+++ Listed entries
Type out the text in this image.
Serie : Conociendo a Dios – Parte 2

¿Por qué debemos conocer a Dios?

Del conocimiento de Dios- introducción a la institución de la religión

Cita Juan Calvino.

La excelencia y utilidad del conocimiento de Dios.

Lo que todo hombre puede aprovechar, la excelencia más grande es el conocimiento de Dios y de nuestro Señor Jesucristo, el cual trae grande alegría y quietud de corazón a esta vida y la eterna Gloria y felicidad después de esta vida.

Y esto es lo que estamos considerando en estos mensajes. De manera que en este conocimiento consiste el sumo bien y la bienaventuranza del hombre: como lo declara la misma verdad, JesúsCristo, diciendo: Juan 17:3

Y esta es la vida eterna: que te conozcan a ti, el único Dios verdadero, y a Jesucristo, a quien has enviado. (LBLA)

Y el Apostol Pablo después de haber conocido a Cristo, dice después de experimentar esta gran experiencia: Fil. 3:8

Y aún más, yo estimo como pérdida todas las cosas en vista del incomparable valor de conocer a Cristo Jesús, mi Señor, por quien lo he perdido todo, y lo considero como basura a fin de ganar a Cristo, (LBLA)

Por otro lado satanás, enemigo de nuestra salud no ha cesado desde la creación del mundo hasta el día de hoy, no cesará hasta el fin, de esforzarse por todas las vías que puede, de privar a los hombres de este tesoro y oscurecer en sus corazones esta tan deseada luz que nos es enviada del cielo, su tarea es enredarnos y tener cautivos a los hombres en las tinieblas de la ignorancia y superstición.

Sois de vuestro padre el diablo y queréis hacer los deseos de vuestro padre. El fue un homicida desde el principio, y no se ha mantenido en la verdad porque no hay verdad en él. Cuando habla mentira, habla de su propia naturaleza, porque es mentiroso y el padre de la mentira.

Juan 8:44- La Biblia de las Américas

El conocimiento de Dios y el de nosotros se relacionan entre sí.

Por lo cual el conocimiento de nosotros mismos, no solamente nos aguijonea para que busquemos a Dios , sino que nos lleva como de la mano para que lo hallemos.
++++++
+++ Listed entries
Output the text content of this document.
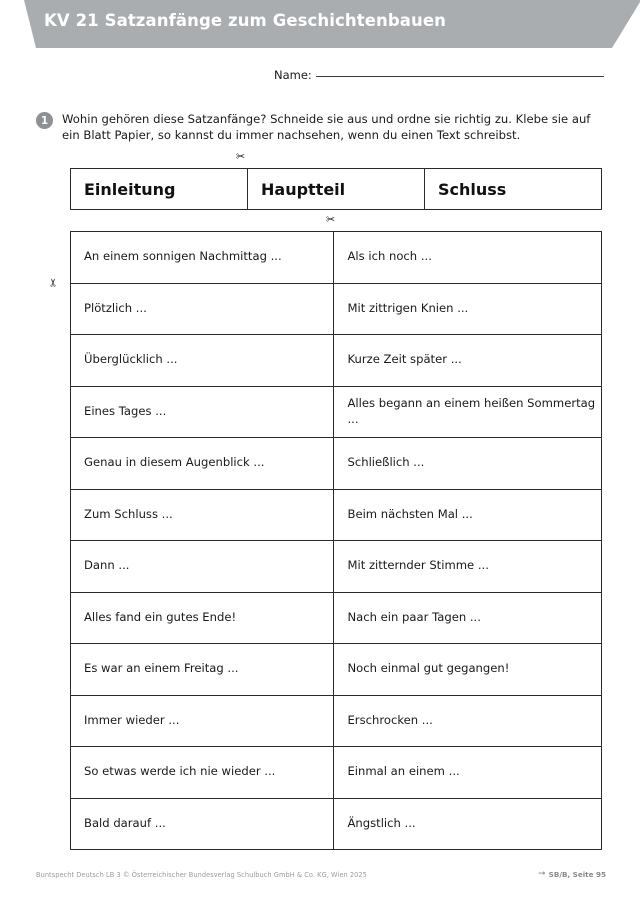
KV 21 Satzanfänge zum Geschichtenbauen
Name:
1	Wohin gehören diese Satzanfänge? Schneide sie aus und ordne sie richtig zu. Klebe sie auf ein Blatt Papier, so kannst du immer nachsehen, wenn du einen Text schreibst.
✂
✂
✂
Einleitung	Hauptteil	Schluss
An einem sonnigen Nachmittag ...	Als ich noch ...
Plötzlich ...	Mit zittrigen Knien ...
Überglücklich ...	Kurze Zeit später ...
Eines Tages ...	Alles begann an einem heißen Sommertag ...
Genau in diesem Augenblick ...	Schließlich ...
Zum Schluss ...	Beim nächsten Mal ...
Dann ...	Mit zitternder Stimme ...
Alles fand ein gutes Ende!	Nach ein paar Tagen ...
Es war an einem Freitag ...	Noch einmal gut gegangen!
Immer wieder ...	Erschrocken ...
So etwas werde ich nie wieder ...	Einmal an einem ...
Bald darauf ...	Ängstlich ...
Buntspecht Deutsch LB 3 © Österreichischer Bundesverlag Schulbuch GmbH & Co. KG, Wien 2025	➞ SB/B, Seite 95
++++++
## The exercise
Among the lines of the records above, count those holding the string "conocer", and report only the number.

## Response
2